**Items**

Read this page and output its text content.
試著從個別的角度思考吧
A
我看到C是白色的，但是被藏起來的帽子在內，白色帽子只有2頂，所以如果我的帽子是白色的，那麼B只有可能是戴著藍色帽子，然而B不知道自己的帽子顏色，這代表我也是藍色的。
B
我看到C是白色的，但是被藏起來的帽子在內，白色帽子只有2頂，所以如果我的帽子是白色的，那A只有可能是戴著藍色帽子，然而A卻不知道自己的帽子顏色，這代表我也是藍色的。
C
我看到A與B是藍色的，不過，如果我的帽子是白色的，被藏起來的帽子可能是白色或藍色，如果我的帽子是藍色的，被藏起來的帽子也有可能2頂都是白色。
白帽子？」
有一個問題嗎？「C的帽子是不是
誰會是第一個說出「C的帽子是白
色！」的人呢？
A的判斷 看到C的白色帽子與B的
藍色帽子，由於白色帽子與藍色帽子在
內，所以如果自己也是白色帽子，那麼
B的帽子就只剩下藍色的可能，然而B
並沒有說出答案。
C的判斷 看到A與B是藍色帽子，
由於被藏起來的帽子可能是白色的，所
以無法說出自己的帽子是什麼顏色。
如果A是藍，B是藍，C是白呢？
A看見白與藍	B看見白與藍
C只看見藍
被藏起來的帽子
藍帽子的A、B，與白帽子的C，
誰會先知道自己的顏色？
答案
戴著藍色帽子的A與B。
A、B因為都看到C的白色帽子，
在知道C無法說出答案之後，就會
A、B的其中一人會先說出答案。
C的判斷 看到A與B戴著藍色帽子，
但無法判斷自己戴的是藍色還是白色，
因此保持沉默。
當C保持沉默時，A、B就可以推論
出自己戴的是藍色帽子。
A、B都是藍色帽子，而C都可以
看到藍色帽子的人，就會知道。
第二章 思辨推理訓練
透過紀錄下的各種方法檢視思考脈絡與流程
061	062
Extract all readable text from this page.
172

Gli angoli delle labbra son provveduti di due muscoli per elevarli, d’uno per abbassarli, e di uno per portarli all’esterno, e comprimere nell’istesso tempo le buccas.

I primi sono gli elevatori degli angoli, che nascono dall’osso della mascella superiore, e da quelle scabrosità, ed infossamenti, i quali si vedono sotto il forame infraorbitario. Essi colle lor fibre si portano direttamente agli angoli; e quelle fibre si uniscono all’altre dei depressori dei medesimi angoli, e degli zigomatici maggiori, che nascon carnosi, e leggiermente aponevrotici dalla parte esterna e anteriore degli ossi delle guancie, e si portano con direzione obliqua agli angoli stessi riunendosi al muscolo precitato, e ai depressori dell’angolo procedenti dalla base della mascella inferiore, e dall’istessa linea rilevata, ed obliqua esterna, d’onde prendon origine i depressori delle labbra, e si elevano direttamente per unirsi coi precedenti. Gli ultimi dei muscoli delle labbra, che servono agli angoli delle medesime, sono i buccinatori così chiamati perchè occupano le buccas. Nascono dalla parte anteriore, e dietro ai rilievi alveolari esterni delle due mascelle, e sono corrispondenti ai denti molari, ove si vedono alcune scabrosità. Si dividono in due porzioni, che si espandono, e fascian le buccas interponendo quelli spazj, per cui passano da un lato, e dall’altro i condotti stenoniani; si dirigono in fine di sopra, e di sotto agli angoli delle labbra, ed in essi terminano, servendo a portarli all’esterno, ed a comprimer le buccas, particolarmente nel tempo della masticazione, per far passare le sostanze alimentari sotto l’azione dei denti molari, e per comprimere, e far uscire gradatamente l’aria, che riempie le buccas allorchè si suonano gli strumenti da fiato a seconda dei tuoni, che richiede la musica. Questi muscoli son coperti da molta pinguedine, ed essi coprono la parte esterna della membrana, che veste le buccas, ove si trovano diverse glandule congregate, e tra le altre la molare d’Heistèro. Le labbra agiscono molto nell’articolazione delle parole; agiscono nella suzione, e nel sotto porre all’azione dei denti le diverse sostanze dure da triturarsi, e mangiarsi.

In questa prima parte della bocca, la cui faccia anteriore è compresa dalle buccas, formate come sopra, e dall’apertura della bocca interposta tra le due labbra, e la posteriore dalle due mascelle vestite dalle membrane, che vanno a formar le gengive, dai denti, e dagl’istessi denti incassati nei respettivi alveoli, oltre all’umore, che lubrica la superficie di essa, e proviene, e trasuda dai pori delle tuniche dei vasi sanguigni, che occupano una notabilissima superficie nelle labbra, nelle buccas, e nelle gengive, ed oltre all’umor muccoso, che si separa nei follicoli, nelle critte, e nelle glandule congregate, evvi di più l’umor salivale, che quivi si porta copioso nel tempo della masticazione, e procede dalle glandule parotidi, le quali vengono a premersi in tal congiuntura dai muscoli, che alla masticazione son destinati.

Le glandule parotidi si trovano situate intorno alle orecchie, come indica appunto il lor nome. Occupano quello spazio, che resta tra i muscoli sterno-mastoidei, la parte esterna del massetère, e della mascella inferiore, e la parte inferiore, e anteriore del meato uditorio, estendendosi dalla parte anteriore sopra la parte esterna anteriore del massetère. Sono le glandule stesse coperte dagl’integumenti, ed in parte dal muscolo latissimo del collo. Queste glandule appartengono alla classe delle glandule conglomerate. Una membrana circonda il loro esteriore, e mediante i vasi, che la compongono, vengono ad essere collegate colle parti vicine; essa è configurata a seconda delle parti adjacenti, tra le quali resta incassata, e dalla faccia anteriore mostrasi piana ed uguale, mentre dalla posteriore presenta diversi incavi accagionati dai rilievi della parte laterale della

**Your instructions**
Output the listing above exactly as it appears.

**Problem solution**
Read this page and output its text content.
試著從個別的角度思考吧
A
我看到C是白色的，但是被藏起來的帽子在內，白色帽子只有2頂，所以如果我的帽子是白色的，那麼B只有可能是戴著藍色帽子，然而B不知道自己的帽子顏色，這代表我也是藍色的。
B
我看到C是白色的，但是被藏起來的帽子在內，白色帽子只有2頂，所以如果我的帽子是白色的，那A只有可能是戴著藍色帽子，然而A卻不知道自己的帽子顏色，這代表我也是藍色的。
C
我看到A與B是藍色的，不過，如果我的帽子是白色的，被藏起來的帽子可能是白色或藍色，如果我的帽子是藍色的，被藏起來的帽子也有可能2頂都是白色。
白帽子？」
有一個問題嗎？「C的帽子是不是
誰會是第一個說出「C的帽子是白
色！」的人呢？
A的判斷 看到C的白色帽子與B的
藍色帽子，由於白色帽子與藍色帽子在
內，所以如果自己也是白色帽子，那麼
B的帽子就只剩下藍色的可能，然而B
並沒有說出答案。
C的判斷 看到A與B是藍色帽子，
由於被藏起來的帽子可能是白色的，所
以無法說出自己的帽子是什麼顏色。
如果A是藍，B是藍，C是白呢？
A看見白與藍	B看見白與藍
C只看見藍
被藏起來的帽子
藍帽子的A、B，與白帽子的C，
誰會先知道自己的顏色？
答案
戴著藍色帽子的A與B。
A、B因為都看到C的白色帽子，
在知道C無法說出答案之後，就會
A、B的其中一人會先說出答案。
C的判斷 看到A與B戴著藍色帽子，
但無法判斷自己戴的是藍色還是白色，
因此保持沉默。
當C保持沉默時，A、B就可以推論
出自己戴的是藍色帽子。
A、B都是藍色帽子，而C都可以
看到藍色帽子的人，就會知道。
第二章 思辨推理訓練
透過紀錄下的各種方法檢視思考脈絡與流程
061	062
Extract all readable text from this page.
172

Gli angoli delle labbra son provveduti di due muscoli per elevarli, d’uno per abbassarli, e di uno per portarli all’esterno, e comprimere nell’istesso tempo le buccas.

I primi sono gli elevatori degli angoli, che nascono dall’osso della mascella superiore, e da quelle scabrosità, ed infossamenti, i quali si vedono sotto il forame infraorbitario. Essi colle lor fibre si portano direttamente agli angoli; e quelle fibre si uniscono all’altre dei depressori dei medesimi angoli, e degli zigomatici maggiori, che nascon carnosi, e leggiermente aponevrotici dalla parte esterna e anteriore degli ossi delle guancie, e si portano con direzione obliqua agli angoli stessi riunendosi al muscolo precitato, e ai depressori dell’angolo procedenti dalla base della mascella inferiore, e dall’istessa linea rilevata, ed obliqua esterna, d’onde prendon origine i depressori delle labbra, e si elevano direttamente per unirsi coi precedenti. Gli ultimi dei muscoli delle labbra, che servono agli angoli delle medesime, sono i buccinatori così chiamati perchè occupano le buccas. Nascono dalla parte anteriore, e dietro ai rilievi alveolari esterni delle due mascelle, e sono corrispondenti ai denti molari, ove si vedono alcune scabrosità. Si dividono in due porzioni, che si espandono, e fascian le buccas interponendo quelli spazj, per cui passano da un lato, e dall’altro i condotti stenoniani; si dirigono in fine di sopra, e di sotto agli angoli delle labbra, ed in essi terminano, servendo a portarli all’esterno, ed a comprimer le buccas, particolarmente nel tempo della masticazione, per far passare le sostanze alimentari sotto l’azione dei denti molari, e per comprimere, e far uscire gradatamente l’aria, che riempie le buccas allorchè si suonano gli strumenti da fiato a seconda dei tuoni, che richiede la musica. Questi muscoli son coperti da molta pinguedine, ed essi coprono la parte esterna della membrana, che veste le buccas, ove si trovano diverse glandule congregate, e tra le altre la molare d’Heistèro. Le labbra agiscono molto nell’articolazione delle parole; agiscono nella suzione, e nel sotto porre all’azione dei denti le diverse sostanze dure da triturarsi, e mangiarsi.

In questa prima parte della bocca, la cui faccia anteriore è compresa dalle buccas, formate come sopra, e dall’apertura della bocca interposta tra le due labbra, e la posteriore dalle due mascelle vestite dalle membrane, che vanno a formar le gengive, dai denti, e dagl’istessi denti incassati nei respettivi alveoli, oltre all’umore, che lubrica la superficie di essa, e proviene, e trasuda dai pori delle tuniche dei vasi sanguigni, che occupano una notabilissima superficie nelle labbra, nelle buccas, e nelle gengive, ed oltre all’umor muccoso, che si separa nei follicoli, nelle critte, e nelle glandule congregate, evvi di più l’umor salivale, che quivi si porta copioso nel tempo della masticazione, e procede dalle glandule parotidi, le quali vengono a premersi in tal congiuntura dai muscoli, che alla masticazione son destinati.

Le glandule parotidi si trovano situate intorno alle orecchie, come indica appunto il lor nome. Occupano quello spazio, che resta tra i muscoli sterno-mastoidei, la parte esterna del massetère, e della mascella inferiore, e la parte inferiore, e anteriore del meato uditorio, estendendosi dalla parte anteriore sopra la parte esterna anteriore del massetère. Sono le glandule stesse coperte dagl’integumenti, ed in parte dal muscolo latissimo del collo. Queste glandule appartengono alla classe delle glandule conglomerate. Una membrana circonda il loro esteriore, e mediante i vasi, che la compongono, vengono ad essere collegate colle parti vicine; essa è configurata a seconda delle parti adjacenti, tra le quali resta incassata, e dalla faccia anteriore mostrasi piana ed uguale, mentre dalla posteriore presenta diversi incavi accagionati dai rilievi della parte laterale della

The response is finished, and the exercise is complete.